TASK REQUIREMENTS -
Reproduce every line of the listing as written, apart from the pictures.

RAW RECORDS -
+--

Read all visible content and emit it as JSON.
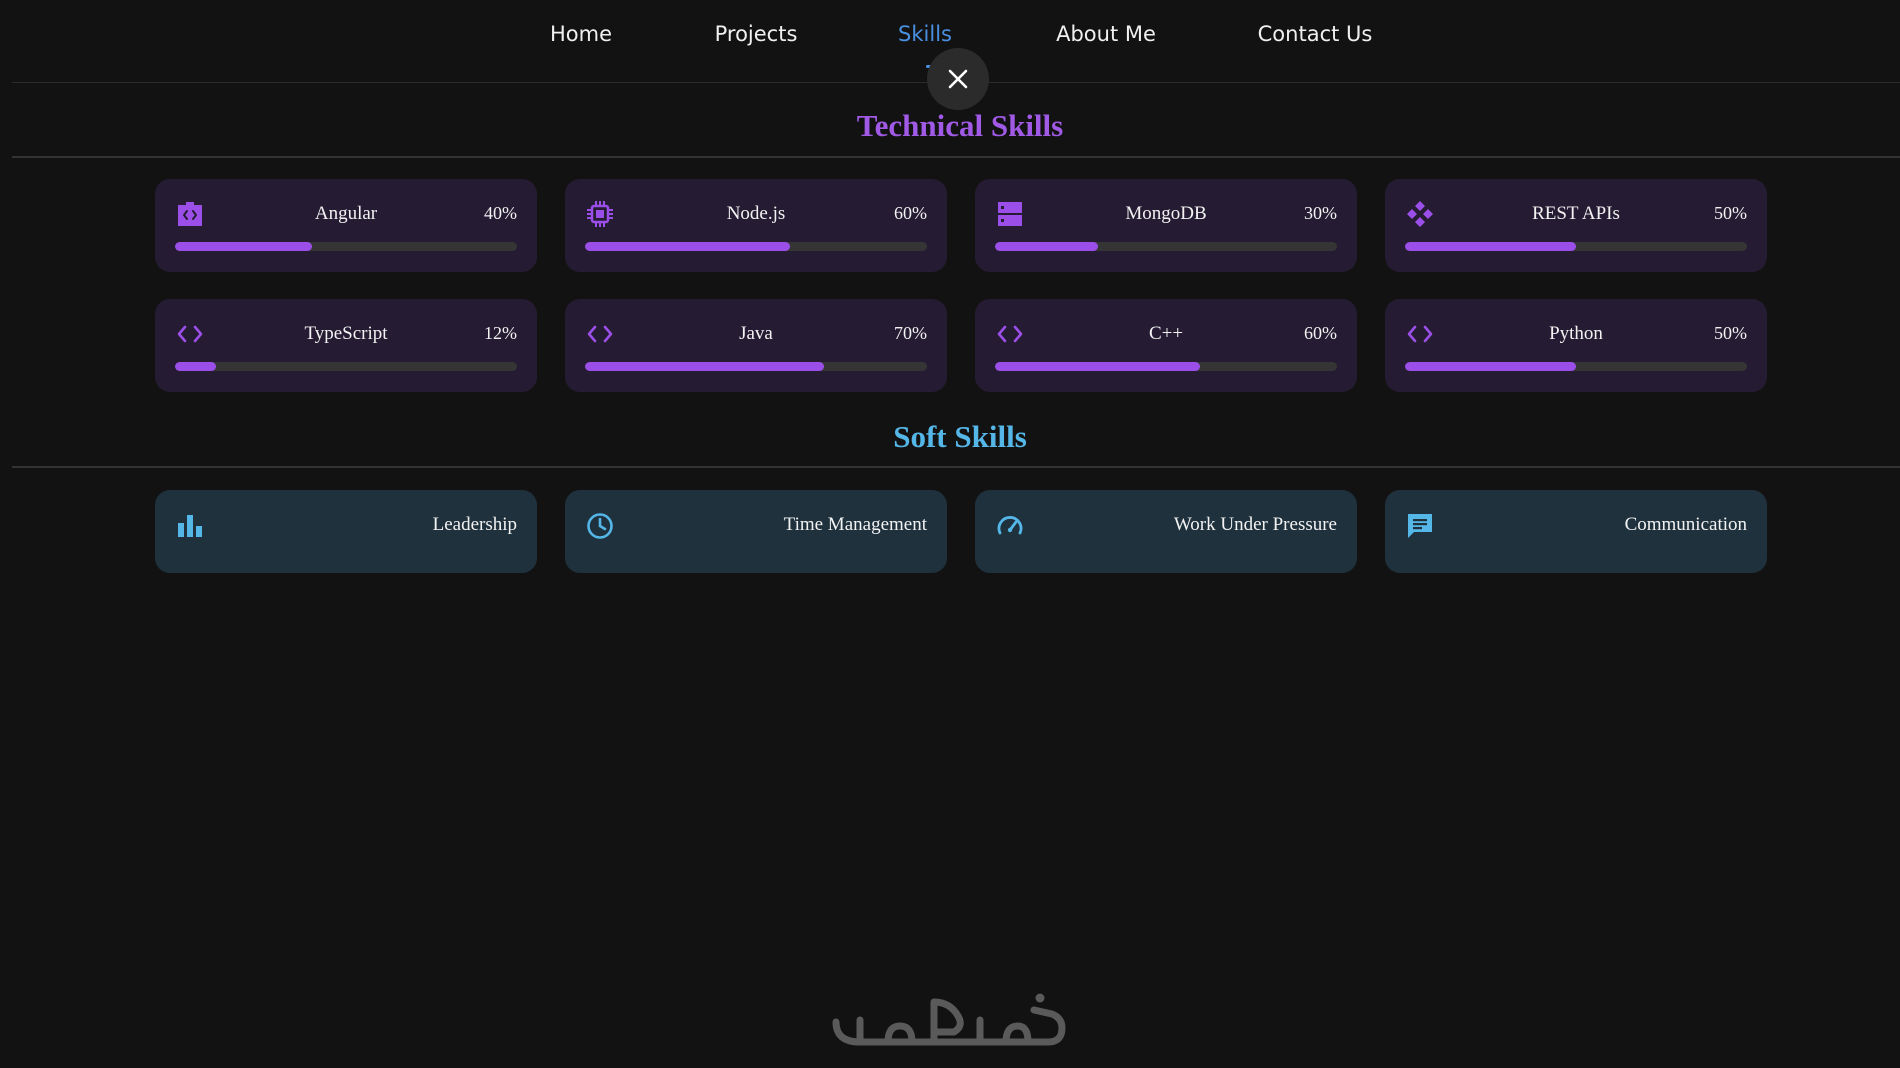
{
  "nav": {
    "items": [
      {
        "label": "Home",
        "active": false
      },
      {
        "label": "Projects",
        "active": false
      },
      {
        "label": "Skills",
        "active": true
      },
      {
        "label": "About Me",
        "active": false
      },
      {
        "label": "Contact Us",
        "active": false
      }
    ]
  },
  "close_button_icon": "close-icon",
  "technical": {
    "title": "Technical Skills",
    "skills": [
      {
        "name": "Angular",
        "percent": "40%",
        "level": 40,
        "icon": "angular-icon"
      },
      {
        "name": "Node.js",
        "percent": "60%",
        "level": 60,
        "icon": "chip-icon"
      },
      {
        "name": "MongoDB",
        "percent": "30%",
        "level": 30,
        "icon": "database-icon"
      },
      {
        "name": "REST APIs",
        "percent": "50%",
        "level": 50,
        "icon": "api-icon"
      },
      {
        "name": "TypeScript",
        "percent": "12%",
        "level": 12,
        "icon": "code-icon"
      },
      {
        "name": "Java",
        "percent": "70%",
        "level": 70,
        "icon": "code-icon"
      },
      {
        "name": "C++",
        "percent": "60%",
        "level": 60,
        "icon": "code-icon"
      },
      {
        "name": "Python",
        "percent": "50%",
        "level": 50,
        "icon": "code-icon"
      }
    ]
  },
  "soft": {
    "title": "Soft Skills",
    "skills": [
      {
        "name": "Leadership",
        "icon": "bar-chart-icon"
      },
      {
        "name": "Time Management",
        "icon": "clock-icon"
      },
      {
        "name": "Work Under Pressure",
        "icon": "speedometer-icon"
      },
      {
        "name": "Communication",
        "icon": "chat-icon"
      }
    ]
  },
  "colors": {
    "background": "#121212",
    "accent_purple": "#9b4fe8",
    "accent_blue": "#55b6e8",
    "nav_active": "#4a90e2",
    "tech_card_bg": "#251c33",
    "soft_card_bg": "#1f313d"
  },
  "footer": {
    "logo": "Khamsat",
    "logo_icon": "khamsat-logo"
  }
}
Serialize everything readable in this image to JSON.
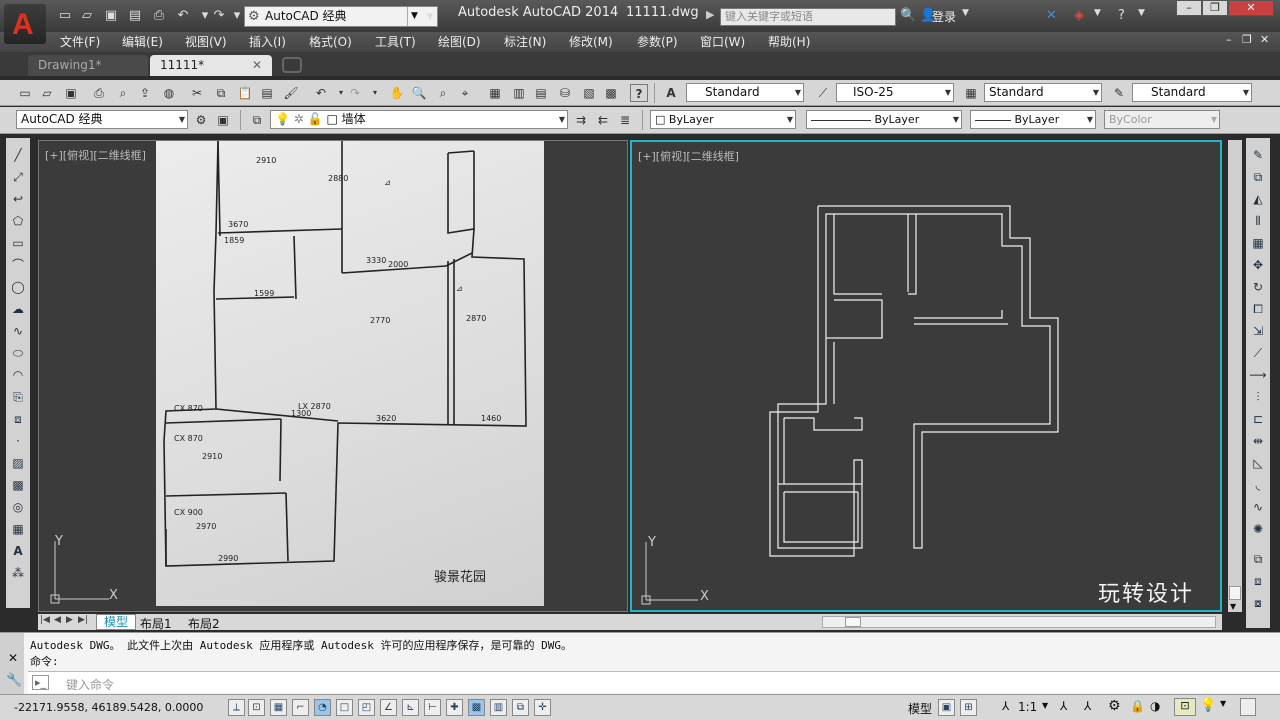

+--

RESPONSE TO THIS EXERCISE -
Read all visible content and emit it as JSON.
{
  "nav": {
    "items": [
      {
        "label": "Home",
        "active": false
      },
      {
        "label": "Projects",
        "active": false
      },
      {
        "label": "Skills",
        "active": true
      },
      {
        "label": "About Me",
        "active": false
      },
      {
        "label": "Contact Us",
        "active": false
      }
    ]
  },
  "close_button_icon": "close-icon",
  "technical": {
    "title": "Technical Skills",
    "skills": [
      {
        "name": "Angular",
        "percent": "40%",
        "level": 40,
        "icon": "angular-icon"
      },
      {
        "name": "Node.js",
        "percent": "60%",
        "level": 60,
        "icon": "chip-icon"
      },
      {
        "name": "MongoDB",
        "percent": "30%",
        "level": 30,
        "icon": "database-icon"
      },
      {
        "name": "REST APIs",
        "percent": "50%",
        "level": 50,
        "icon": "api-icon"
      },
      {
        "name": "TypeScript",
        "percent": "12%",
        "level": 12,
        "icon": "code-icon"
      },
      {
        "name": "Java",
        "percent": "70%",
        "level": 70,
        "icon": "code-icon"
      },
      {
        "name": "C++",
        "percent": "60%",
        "level": 60,
        "icon": "code-icon"
      },
      {
        "name": "Python",
        "percent": "50%",
        "level": 50,
        "icon": "code-icon"
      }
    ]
  },
  "soft": {
    "title": "Soft Skills",
    "skills": [
      {
        "name": "Leadership",
        "icon": "bar-chart-icon"
      },
      {
        "name": "Time Management",
        "icon": "clock-icon"
      },
      {
        "name": "Work Under Pressure",
        "icon": "speedometer-icon"
      },
      {
        "name": "Communication",
        "icon": "chat-icon"
      }
    ]
  },
  "colors": {
    "background": "#121212",
    "accent_purple": "#9b4fe8",
    "accent_blue": "#55b6e8",
    "nav_active": "#4a90e2",
    "tech_card_bg": "#251c33",
    "soft_card_bg": "#1f313d"
  },
  "footer": {
    "logo": "Khamsat",
    "logo_icon": "khamsat-logo"
  }
}
Serialize everything readable in this image to JSON.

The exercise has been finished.